CONSIGNE ::
Mettez à jour le texte sur la nomination imaginaire en le reproduisant depuis « Cette nomination imaginaire » jusqu'à « du nœud généralisé. ». Remplacez-y « précaire » par « fragile ».

EXTRAIT DE PAGE ::
--------------------------------------------------
C’est intéressant pour souligner que la nomination imaginaire s’invente ainsi à l’infini des référents dans la réalité et peut ainsi venir cristalliser des identités non sexuées, auxquelles les patients tiennent, ou disent tenir : je suis toxicomane, répète ce patient, je suis anorexique, se définit volontiers cette autre patiente. La nomination imaginaire cerne ainsi la polymorphie des identités imaginaires que la clinique contemporaine permet d’appréhender. Elle se résume en un : « je jouis, comme je l’imagine. »
Cette nomination imaginaire est-elle stable ? J’ai recours à la notion d’homotopie pour démontrer une instabilité visible dans le film que je propose et à ce stade de la monstration, il convient de s’y reporter.
Le refuge trouvé dans ce qui s’avère par essence imaginaire est précaire et le sujet au moment où il adopte cette posture imaginaire est immédiatement happé par la nomination réelle qui est l’ultime transformation du nœud généralisé.
--------------------------------------------------
DONNÉES FOURNIES ::
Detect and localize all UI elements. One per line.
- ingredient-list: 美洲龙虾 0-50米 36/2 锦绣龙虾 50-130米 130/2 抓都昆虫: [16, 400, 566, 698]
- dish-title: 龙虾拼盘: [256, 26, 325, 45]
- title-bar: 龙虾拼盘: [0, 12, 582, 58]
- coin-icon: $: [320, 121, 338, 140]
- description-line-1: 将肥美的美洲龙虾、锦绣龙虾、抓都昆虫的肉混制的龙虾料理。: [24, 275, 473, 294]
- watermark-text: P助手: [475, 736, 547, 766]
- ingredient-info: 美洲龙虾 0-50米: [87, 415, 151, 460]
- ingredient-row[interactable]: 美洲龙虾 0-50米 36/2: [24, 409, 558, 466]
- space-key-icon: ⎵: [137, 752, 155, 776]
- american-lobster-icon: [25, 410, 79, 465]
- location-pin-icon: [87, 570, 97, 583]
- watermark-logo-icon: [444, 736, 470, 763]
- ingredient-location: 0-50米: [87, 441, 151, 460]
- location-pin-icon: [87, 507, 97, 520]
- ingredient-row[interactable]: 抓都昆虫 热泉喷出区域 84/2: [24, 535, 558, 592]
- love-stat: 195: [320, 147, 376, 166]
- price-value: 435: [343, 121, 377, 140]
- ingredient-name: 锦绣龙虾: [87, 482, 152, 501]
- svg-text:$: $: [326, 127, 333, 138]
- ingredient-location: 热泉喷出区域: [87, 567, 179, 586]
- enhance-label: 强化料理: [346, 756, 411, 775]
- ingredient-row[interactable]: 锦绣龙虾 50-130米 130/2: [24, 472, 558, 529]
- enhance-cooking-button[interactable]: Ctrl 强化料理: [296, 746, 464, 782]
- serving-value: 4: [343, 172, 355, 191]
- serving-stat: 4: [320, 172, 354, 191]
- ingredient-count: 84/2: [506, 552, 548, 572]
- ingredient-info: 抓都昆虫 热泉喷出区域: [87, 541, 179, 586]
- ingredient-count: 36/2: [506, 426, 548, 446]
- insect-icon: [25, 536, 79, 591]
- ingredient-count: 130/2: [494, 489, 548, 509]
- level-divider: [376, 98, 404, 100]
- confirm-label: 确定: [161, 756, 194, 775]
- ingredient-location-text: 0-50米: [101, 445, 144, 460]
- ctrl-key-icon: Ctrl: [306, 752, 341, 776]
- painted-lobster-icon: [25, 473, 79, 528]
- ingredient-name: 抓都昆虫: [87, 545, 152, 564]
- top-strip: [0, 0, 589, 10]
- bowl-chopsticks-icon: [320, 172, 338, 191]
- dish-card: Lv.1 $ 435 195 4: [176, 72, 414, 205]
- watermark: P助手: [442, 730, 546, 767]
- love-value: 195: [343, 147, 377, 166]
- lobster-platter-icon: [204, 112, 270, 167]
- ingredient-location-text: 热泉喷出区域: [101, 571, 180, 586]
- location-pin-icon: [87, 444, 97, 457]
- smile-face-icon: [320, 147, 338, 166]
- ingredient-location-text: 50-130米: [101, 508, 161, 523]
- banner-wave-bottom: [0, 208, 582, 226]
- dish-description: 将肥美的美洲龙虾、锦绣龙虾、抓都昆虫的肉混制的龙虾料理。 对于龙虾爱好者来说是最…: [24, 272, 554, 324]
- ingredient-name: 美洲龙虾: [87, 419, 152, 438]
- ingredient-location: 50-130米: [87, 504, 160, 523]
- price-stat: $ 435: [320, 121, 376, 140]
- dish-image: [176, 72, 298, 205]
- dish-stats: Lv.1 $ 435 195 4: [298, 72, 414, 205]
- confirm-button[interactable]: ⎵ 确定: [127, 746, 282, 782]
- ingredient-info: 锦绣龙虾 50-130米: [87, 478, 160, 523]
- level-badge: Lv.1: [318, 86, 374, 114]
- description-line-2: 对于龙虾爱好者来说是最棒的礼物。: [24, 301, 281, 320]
--------------------------------------------------
RÉPONSE RÉDIGÉE ::
Cette nomination imaginaire est-elle stable ? J’ai recours à la notion d’homotopie pour démontrer une instabilité visible dans le film que je propose et à ce stade de la monstration, il convient de s’y reporter.
Le refuge trouvé dans ce qui s’avère par essence imaginaire est fragile et le sujet au moment où il adopte cette posture imaginaire est immédiatement happé par la nomination réelle qui est l’ultime transformation du nœud généralisé.